• **What to do**
Please pull out every line that includes the string "sagepub".

• **Dataset items**

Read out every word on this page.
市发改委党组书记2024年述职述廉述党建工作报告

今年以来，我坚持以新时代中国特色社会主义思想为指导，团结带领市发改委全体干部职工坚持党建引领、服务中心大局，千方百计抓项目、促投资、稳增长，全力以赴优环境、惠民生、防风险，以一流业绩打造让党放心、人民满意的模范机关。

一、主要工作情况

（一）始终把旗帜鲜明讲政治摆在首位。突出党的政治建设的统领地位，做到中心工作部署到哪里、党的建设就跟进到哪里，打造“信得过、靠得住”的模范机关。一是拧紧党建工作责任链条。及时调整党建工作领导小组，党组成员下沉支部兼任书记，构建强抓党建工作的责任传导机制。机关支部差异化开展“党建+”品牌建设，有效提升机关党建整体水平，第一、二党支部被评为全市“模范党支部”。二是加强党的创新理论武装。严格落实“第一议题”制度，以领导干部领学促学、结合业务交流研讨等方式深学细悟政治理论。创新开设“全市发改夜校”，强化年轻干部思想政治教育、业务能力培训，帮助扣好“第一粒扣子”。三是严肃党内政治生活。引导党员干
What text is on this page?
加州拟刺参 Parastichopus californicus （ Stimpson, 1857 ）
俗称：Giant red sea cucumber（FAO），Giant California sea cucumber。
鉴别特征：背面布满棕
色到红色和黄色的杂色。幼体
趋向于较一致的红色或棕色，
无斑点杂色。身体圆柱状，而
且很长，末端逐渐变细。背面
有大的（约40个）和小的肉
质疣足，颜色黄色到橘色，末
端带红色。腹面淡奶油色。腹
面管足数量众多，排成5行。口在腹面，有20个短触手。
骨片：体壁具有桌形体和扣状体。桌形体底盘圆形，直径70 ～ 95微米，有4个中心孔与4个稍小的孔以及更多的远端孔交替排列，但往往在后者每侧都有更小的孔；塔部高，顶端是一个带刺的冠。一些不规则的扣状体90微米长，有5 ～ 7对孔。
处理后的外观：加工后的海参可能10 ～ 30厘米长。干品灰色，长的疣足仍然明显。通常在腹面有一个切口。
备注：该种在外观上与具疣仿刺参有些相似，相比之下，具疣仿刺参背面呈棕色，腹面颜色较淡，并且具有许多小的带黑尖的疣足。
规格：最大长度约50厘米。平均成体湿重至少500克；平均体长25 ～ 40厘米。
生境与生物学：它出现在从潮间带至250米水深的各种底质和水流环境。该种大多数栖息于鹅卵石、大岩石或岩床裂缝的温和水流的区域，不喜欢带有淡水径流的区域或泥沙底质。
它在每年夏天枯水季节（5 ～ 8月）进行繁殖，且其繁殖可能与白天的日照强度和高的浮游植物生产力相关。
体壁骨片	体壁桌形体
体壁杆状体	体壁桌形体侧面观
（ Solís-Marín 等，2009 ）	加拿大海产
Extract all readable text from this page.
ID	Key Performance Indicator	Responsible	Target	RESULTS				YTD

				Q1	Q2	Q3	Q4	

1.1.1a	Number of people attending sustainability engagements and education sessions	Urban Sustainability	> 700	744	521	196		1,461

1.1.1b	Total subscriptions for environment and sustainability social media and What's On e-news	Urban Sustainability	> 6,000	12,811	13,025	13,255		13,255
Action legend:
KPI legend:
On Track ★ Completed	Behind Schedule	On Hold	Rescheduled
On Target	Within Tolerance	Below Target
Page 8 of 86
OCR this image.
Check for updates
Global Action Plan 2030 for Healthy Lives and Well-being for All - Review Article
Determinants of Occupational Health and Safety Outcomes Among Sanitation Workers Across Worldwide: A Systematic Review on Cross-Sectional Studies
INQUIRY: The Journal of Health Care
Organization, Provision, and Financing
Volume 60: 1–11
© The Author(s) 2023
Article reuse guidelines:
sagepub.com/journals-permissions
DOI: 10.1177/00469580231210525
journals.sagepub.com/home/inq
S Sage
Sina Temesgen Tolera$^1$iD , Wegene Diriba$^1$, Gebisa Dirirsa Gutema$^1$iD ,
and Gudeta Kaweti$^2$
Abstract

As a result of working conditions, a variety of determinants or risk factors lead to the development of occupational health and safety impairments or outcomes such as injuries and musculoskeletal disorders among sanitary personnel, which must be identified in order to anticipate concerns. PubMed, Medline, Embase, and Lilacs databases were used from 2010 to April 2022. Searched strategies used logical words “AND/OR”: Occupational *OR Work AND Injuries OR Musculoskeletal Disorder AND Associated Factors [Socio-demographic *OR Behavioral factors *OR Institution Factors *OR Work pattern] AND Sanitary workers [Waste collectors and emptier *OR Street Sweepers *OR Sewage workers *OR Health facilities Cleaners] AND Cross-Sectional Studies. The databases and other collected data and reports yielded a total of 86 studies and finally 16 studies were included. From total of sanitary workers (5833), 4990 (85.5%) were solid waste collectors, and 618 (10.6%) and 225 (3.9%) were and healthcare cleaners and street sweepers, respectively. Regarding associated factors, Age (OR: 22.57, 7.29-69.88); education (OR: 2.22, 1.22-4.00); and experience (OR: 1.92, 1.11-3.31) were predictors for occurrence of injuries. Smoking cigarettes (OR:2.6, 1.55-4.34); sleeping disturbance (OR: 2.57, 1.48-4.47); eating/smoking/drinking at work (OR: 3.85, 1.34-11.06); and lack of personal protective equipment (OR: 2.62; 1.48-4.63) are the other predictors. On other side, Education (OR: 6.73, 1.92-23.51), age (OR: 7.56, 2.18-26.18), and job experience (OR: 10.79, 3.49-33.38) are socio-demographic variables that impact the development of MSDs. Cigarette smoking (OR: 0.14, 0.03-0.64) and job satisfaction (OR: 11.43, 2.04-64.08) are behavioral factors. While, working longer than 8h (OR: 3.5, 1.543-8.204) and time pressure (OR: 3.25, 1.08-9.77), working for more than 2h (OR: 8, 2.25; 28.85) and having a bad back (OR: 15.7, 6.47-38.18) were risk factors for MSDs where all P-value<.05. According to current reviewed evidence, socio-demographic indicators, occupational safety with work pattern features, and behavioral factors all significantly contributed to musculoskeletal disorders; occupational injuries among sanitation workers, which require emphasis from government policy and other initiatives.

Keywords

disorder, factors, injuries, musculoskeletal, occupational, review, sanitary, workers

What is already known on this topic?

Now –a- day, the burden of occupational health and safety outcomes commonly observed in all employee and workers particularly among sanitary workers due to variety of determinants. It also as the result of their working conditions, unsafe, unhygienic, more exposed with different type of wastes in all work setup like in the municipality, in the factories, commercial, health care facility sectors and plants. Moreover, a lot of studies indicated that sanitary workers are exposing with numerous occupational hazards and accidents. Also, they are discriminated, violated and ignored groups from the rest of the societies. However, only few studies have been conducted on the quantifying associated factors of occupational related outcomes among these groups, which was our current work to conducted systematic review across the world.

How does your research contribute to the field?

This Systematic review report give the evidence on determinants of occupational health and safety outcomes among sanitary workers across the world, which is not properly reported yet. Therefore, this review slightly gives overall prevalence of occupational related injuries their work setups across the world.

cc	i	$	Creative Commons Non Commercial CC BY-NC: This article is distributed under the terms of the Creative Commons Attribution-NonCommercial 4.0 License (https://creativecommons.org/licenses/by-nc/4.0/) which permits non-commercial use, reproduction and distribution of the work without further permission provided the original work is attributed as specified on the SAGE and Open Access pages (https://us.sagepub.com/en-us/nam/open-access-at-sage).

• **Task result**
sagepub.com/journals-permissions
journals.sagepub.com/home/inq
cc	i	$	Creative Commons Non Commercial CC BY-NC: This article is distributed under the terms of the Creative Commons Attribution-NonCommercial 4.0 License (https://creativecommons.org/licenses/by-nc/4.0/) which permits non-commercial use, reproduction and distribution of the work without further permission provided the original work is attributed as specified on the SAGE and Open Access pages (https://us.sagepub.com/en-us/nam/open-access-at-sage).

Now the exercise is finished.